=== STORED ROWS ===

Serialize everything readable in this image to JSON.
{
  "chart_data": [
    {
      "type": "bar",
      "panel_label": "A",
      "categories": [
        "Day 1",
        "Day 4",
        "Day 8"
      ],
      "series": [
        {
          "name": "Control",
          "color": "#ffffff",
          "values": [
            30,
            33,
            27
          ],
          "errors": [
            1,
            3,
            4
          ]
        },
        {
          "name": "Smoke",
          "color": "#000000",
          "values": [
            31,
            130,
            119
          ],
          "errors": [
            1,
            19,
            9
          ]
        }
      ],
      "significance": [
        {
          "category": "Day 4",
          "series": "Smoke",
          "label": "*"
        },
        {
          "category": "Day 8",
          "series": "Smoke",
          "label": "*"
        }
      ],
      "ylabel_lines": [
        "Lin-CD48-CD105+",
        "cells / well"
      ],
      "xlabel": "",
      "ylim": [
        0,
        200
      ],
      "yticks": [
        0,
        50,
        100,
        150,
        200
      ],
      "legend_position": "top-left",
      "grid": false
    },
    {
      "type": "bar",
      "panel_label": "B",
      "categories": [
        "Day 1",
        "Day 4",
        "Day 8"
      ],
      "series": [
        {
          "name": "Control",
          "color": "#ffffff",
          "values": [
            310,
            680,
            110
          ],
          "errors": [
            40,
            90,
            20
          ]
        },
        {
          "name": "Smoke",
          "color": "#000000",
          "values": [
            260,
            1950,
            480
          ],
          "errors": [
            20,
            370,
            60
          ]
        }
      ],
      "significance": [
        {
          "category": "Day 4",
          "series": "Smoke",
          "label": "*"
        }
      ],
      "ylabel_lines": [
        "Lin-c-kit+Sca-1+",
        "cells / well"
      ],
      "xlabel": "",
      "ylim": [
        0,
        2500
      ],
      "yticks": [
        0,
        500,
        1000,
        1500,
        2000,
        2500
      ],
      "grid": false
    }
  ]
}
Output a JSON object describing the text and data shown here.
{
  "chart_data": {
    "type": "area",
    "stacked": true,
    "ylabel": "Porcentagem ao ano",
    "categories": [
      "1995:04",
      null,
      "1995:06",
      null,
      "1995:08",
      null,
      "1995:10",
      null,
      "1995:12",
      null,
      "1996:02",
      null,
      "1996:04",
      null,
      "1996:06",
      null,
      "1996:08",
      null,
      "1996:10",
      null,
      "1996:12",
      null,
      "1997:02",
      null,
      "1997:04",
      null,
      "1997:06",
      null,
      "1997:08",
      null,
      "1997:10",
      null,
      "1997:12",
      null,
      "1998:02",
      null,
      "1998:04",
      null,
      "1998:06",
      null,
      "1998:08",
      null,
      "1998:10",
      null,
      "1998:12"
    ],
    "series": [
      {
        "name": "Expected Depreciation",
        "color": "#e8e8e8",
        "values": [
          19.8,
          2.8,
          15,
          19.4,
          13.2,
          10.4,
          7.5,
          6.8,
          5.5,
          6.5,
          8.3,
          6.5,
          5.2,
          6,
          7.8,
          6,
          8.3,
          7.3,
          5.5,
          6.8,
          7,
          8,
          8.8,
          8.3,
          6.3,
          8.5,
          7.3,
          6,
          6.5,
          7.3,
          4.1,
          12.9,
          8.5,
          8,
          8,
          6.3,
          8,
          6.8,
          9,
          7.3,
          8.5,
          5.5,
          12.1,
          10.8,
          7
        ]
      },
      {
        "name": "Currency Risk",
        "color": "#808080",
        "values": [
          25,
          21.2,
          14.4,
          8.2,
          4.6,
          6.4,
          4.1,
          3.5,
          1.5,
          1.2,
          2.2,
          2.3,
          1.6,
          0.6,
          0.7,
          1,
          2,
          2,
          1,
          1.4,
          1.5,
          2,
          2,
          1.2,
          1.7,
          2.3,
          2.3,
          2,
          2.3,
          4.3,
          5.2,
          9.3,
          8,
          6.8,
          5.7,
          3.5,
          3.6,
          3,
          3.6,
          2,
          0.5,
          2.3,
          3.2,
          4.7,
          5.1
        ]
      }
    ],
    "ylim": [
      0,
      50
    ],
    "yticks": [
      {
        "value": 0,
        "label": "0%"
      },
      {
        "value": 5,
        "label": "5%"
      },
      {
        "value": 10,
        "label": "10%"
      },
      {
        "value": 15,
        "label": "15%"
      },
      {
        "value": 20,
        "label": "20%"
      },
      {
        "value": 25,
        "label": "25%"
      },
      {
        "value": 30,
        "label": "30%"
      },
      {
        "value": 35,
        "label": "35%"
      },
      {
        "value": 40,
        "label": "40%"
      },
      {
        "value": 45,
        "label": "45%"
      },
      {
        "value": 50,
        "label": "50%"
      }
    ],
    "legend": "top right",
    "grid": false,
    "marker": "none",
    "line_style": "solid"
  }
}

===

WRITTEN INSTRUCTION> Copy all the records above precisely.

ANSWER TO THE TASK>
Serialize everything readable in this image to JSON.
{
  "chart_data": [
    {
      "type": "bar",
      "panel_label": "A",
      "categories": [
        "Day 1",
        "Day 4",
        "Day 8"
      ],
      "series": [
        {
          "name": "Control",
          "color": "#ffffff",
          "values": [
            30,
            33,
            27
          ],
          "errors": [
            1,
            3,
            4
          ]
        },
        {
          "name": "Smoke",
          "color": "#000000",
          "values": [
            31,
            130,
            119
          ],
          "errors": [
            1,
            19,
            9
          ]
        }
      ],
      "significance": [
        {
          "category": "Day 4",
          "series": "Smoke",
          "label": "*"
        },
        {
          "category": "Day 8",
          "series": "Smoke",
          "label": "*"
        }
      ],
      "ylabel_lines": [
        "Lin-CD48-CD105+",
        "cells / well"
      ],
      "xlabel": "",
      "ylim": [
        0,
        200
      ],
      "yticks": [
        0,
        50,
        100,
        150,
        200
      ],
      "legend_position": "top-left",
      "grid": false
    },
    {
      "type": "bar",
      "panel_label": "B",
      "categories": [
        "Day 1",
        "Day 4",
        "Day 8"
      ],
      "series": [
        {
          "name": "Control",
          "color": "#ffffff",
          "values": [
            310,
            680,
            110
          ],
          "errors": [
            40,
            90,
            20
          ]
        },
        {
          "name": "Smoke",
          "color": "#000000",
          "values": [
            260,
            1950,
            480
          ],
          "errors": [
            20,
            370,
            60
          ]
        }
      ],
      "significance": [
        {
          "category": "Day 4",
          "series": "Smoke",
          "label": "*"
        }
      ],
      "ylabel_lines": [
        "Lin-c-kit+Sca-1+",
        "cells / well"
      ],
      "xlabel": "",
      "ylim": [
        0,
        2500
      ],
      "yticks": [
        0,
        500,
        1000,
        1500,
        2000,
        2500
      ],
      "grid": false
    }
  ]
}
Output a JSON object describing the text and data shown here.
{
  "chart_data": {
    "type": "area",
    "stacked": true,
    "ylabel": "Porcentagem ao ano",
    "categories": [
      "1995:04",
      null,
      "1995:06",
      null,
      "1995:08",
      null,
      "1995:10",
      null,
      "1995:12",
      null,
      "1996:02",
      null,
      "1996:04",
      null,
      "1996:06",
      null,
      "1996:08",
      null,
      "1996:10",
      null,
      "1996:12",
      null,
      "1997:02",
      null,
      "1997:04",
      null,
      "1997:06",
      null,
      "1997:08",
      null,
      "1997:10",
      null,
      "1997:12",
      null,
      "1998:02",
      null,
      "1998:04",
      null,
      "1998:06",
      null,
      "1998:08",
      null,
      "1998:10",
      null,
      "1998:12"
    ],
    "series": [
      {
        "name": "Expected Depreciation",
        "color": "#e8e8e8",
        "values": [
          19.8,
          2.8,
          15,
          19.4,
          13.2,
          10.4,
          7.5,
          6.8,
          5.5,
          6.5,
          8.3,
          6.5,
          5.2,
          6,
          7.8,
          6,
          8.3,
          7.3,
          5.5,
          6.8,
          7,
          8,
          8.8,
          8.3,
          6.3,
          8.5,
          7.3,
          6,
          6.5,
          7.3,
          4.1,
          12.9,
          8.5,
          8,
          8,
          6.3,
          8,
          6.8,
          9,
          7.3,
          8.5,
          5.5,
          12.1,
          10.8,
          7
        ]
      },
      {
        "name": "Currency Risk",
        "color": "#808080",
        "values": [
          25,
          21.2,
          14.4,
          8.2,
          4.6,
          6.4,
          4.1,
          3.5,
          1.5,
          1.2,
          2.2,
          2.3,
          1.6,
          0.6,
          0.7,
          1,
          2,
          2,
          1,
          1.4,
          1.5,
          2,
          2,
          1.2,
          1.7,
          2.3,
          2.3,
          2,
          2.3,
          4.3,
          5.2,
          9.3,
          8,
          6.8,
          5.7,
          3.5,
          3.6,
          3,
          3.6,
          2,
          0.5,
          2.3,
          3.2,
          4.7,
          5.1
        ]
      }
    ],
    "ylim": [
      0,
      50
    ],
    "yticks": [
      {
        "value": 0,
        "label": "0%"
      },
      {
        "value": 5,
        "label": "5%"
      },
      {
        "value": 10,
        "label": "10%"
      },
      {
        "value": 15,
        "label": "15%"
      },
      {
        "value": 20,
        "label": "20%"
      },
      {
        "value": 25,
        "label": "25%"
      },
      {
        "value": 30,
        "label": "30%"
      },
      {
        "value": 35,
        "label": "35%"
      },
      {
        "value": 40,
        "label": "40%"
      },
      {
        "value": 45,
        "label": "45%"
      },
      {
        "value": 50,
        "label": "50%"
      }
    ],
    "legend": "top right",
    "grid": false,
    "marker": "none",
    "line_style": "solid"
  }
}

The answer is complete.